==== Supplied material

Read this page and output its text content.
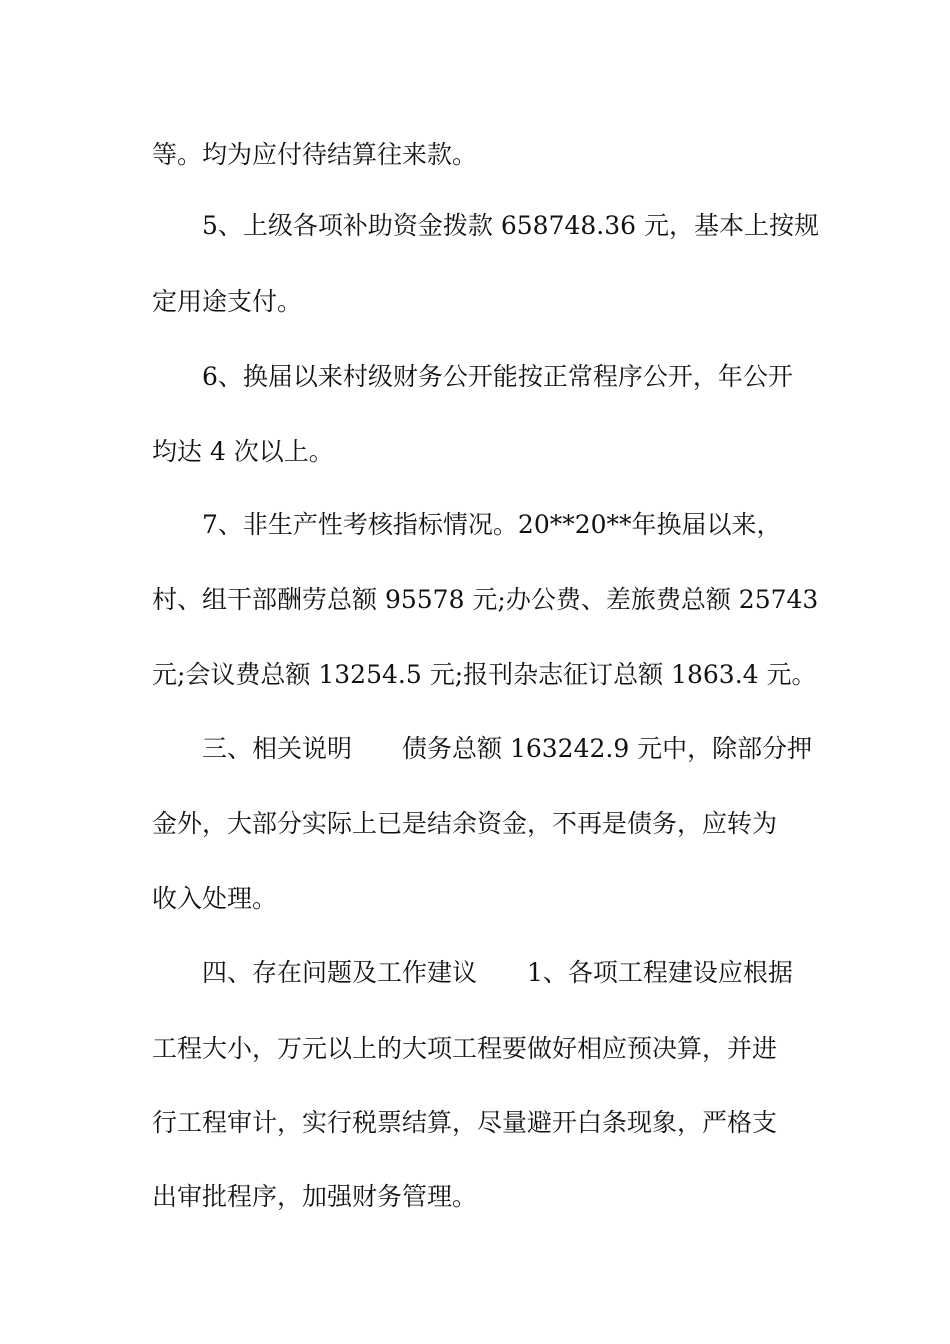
等。均为应付待结算往来款。

5、上级各项补助资金拨款 658748.36 元，基本上按规

定用途支付。

6、换届以来村级财务公开能按正常程序公开，年公开

均达 4 次以上。

7、非生产性考核指标情况。20**20**年换届以来，

村、组干部酬劳总额 95578 元;办公费、差旅费总额 25743

元;会议费总额 13254.5 元;报刊杂志征订总额 1863.4 元。

三、相关说明　　债务总额 163242.9 元中，除部分押

金外，大部分实际上已是结余资金，不再是债务，应转为

收入处理。

四、存在问题及工作建议　　1、各项工程建设应根据

工程大小，万元以上的大项工程要做好相应预决算，并进

行工程审计，实行税票结算，尽量避开白条现象，严格支

出审批程序，加强财务管理。
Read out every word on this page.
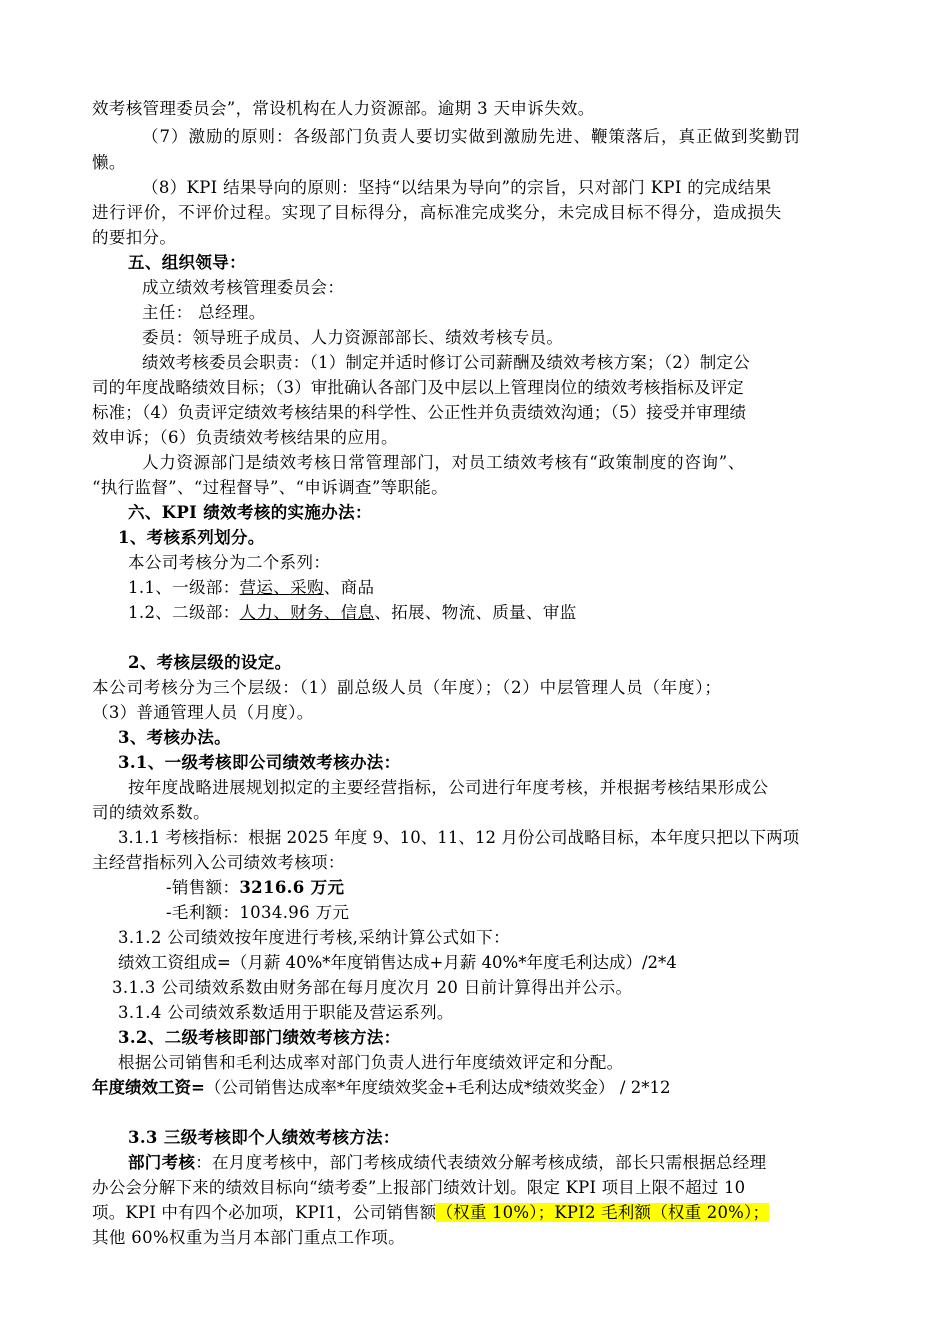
效考核管理委员会”，常设机构在人力资源部。逾期 3 天申诉失效。
（7）激励的原则：各级部门负责人要切实做到激励先进、鞭策落后，真正做到奖勤罚
懒。
（8）KPI 结果导向的原则：坚持“以结果为导向”的宗旨，只对部门 KPI 的完成结果
进行评价，不评价过程。实现了目标得分，高标准完成奖分，未完成目标不得分，造成损失
的要扣分。
五、组织领导：
成立绩效考核管理委员会：
主任： 总经理。
委员：领导班子成员、人力资源部部长、绩效考核专员。
绩效考核委员会职责：（1）制定并适时修订公司薪酬及绩效考核方案；（2）制定公
司的年度战略绩效目标；（3）审批确认各部门及中层以上管理岗位的绩效考核指标及评定
标准；（4）负责评定绩效考核结果的科学性、公正性并负责绩效沟通；（5）接受并审理绩
效申诉；（6）负责绩效考核结果的应用。
人力资源部门是绩效考核日常管理部门，对员工绩效考核有“政策制度的咨询”、
“执行监督”、“过程督导”、“申诉调查”等职能。
六、KPI 绩效考核的实施办法：
1、考核系列划分。
本公司考核分为二个系列：
1.1、一级部：营运、采购、商品
1.2、二级部：人力、财务、信息、拓展、物流、质量、审监
2、考核层级的设定。
本公司考核分为三个层级：（1）副总级人员（年度）；（2）中层管理人员（年度）；
（3）普通管理人员（月度）。
3、考核办法。
3.1、一级考核即公司绩效考核办法：
按年度战略进展规划拟定的主要经营指标，公司进行年度考核，并根据考核结果形成公
司的绩效系数。
3.1.1 考核指标：根据 2025 年度 9、10、11、12 月份公司战略目标，本年度只把以下两项
主经营指标列入公司绩效考核项：
-销售额：3216.6 万元
-毛利额：1034.96 万元
3.1.2 公司绩效按年度进行考核,采纳计算公式如下：
绩效工资组成=（月薪 40%*年度销售达成+月薪 40%*年度毛利达成）/2*4
3.1.3 公司绩效系数由财务部在每月度次月 20 日前计算得出并公示。
3.1.4 公司绩效系数适用于职能及营运系列。
3.2、二级考核即部门绩效考核方法：
根据公司销售和毛利达成率对部门负责人进行年度绩效评定和分配。
年度绩效工资=（公司销售达成率*年度绩效奖金+毛利达成*绩效奖金） / 2*12
3.3 三级考核即个人绩效考核方法：
部门考核：在月度考核中，部门考核成绩代表绩效分解考核成绩，部长只需根据总经理
办公会分解下来的绩效目标向“绩考委”上报部门绩效计划。限定 KPI 项目上限不超过 10
项。KPI 中有四个必加项，KPI1，公司销售额（权重 10%）；KPI2 毛利额（权重 20%）；
其他 60%权重为当月本部门重点工作项。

========

• [Required task]
Omit every picture, and otherwise quote the entries exactly.

• [Result]
Read this page and output its text content.
等。均为应付待结算往来款。

5、上级各项补助资金拨款 658748.36 元，基本上按规

定用途支付。

6、换届以来村级财务公开能按正常程序公开，年公开

均达 4 次以上。

7、非生产性考核指标情况。20**20**年换届以来，

村、组干部酬劳总额 95578 元;办公费、差旅费总额 25743

元;会议费总额 13254.5 元;报刊杂志征订总额 1863.4 元。

三、相关说明　　债务总额 163242.9 元中，除部分押

金外，大部分实际上已是结余资金，不再是债务，应转为

收入处理。

四、存在问题及工作建议　　1、各项工程建设应根据

工程大小，万元以上的大项工程要做好相应预决算，并进

行工程审计，实行税票结算，尽量避开白条现象，严格支

出审批程序，加强财务管理。
Read out every word on this page.
效考核管理委员会”，常设机构在人力资源部。逾期 3 天申诉失效。
（7）激励的原则：各级部门负责人要切实做到激励先进、鞭策落后，真正做到奖勤罚
懒。
（8）KPI 结果导向的原则：坚持“以结果为导向”的宗旨，只对部门 KPI 的完成结果
进行评价，不评价过程。实现了目标得分，高标准完成奖分，未完成目标不得分，造成损失
的要扣分。
五、组织领导：
成立绩效考核管理委员会：
主任： 总经理。
委员：领导班子成员、人力资源部部长、绩效考核专员。
绩效考核委员会职责：（1）制定并适时修订公司薪酬及绩效考核方案；（2）制定公
司的年度战略绩效目标；（3）审批确认各部门及中层以上管理岗位的绩效考核指标及评定
标准；（4）负责评定绩效考核结果的科学性、公正性并负责绩效沟通；（5）接受并审理绩
效申诉；（6）负责绩效考核结果的应用。
人力资源部门是绩效考核日常管理部门，对员工绩效考核有“政策制度的咨询”、
“执行监督”、“过程督导”、“申诉调查”等职能。
六、KPI 绩效考核的实施办法：
1、考核系列划分。
本公司考核分为二个系列：
1.1、一级部：营运、采购、商品
1.2、二级部：人力、财务、信息、拓展、物流、质量、审监
2、考核层级的设定。
本公司考核分为三个层级：（1）副总级人员（年度）；（2）中层管理人员（年度）；
（3）普通管理人员（月度）。
3、考核办法。
3.1、一级考核即公司绩效考核办法：
按年度战略进展规划拟定的主要经营指标，公司进行年度考核，并根据考核结果形成公
司的绩效系数。
3.1.1 考核指标：根据 2025 年度 9、10、11、12 月份公司战略目标，本年度只把以下两项
主经营指标列入公司绩效考核项：
-销售额：3216.6 万元
-毛利额：1034.96 万元
3.1.2 公司绩效按年度进行考核,采纳计算公式如下：
绩效工资组成=（月薪 40%*年度销售达成+月薪 40%*年度毛利达成）/2*4
3.1.3 公司绩效系数由财务部在每月度次月 20 日前计算得出并公示。
3.1.4 公司绩效系数适用于职能及营运系列。
3.2、二级考核即部门绩效考核方法：
根据公司销售和毛利达成率对部门负责人进行年度绩效评定和分配。
年度绩效工资=（公司销售达成率*年度绩效奖金+毛利达成*绩效奖金） / 2*12
3.3 三级考核即个人绩效考核方法：
部门考核：在月度考核中，部门考核成绩代表绩效分解考核成绩，部长只需根据总经理
办公会分解下来的绩效目标向“绩考委”上报部门绩效计划。限定 KPI 项目上限不超过 10
项。KPI 中有四个必加项，KPI1，公司销售额（权重 10%）；KPI2 毛利额（权重 20%）；
其他 60%权重为当月本部门重点工作项。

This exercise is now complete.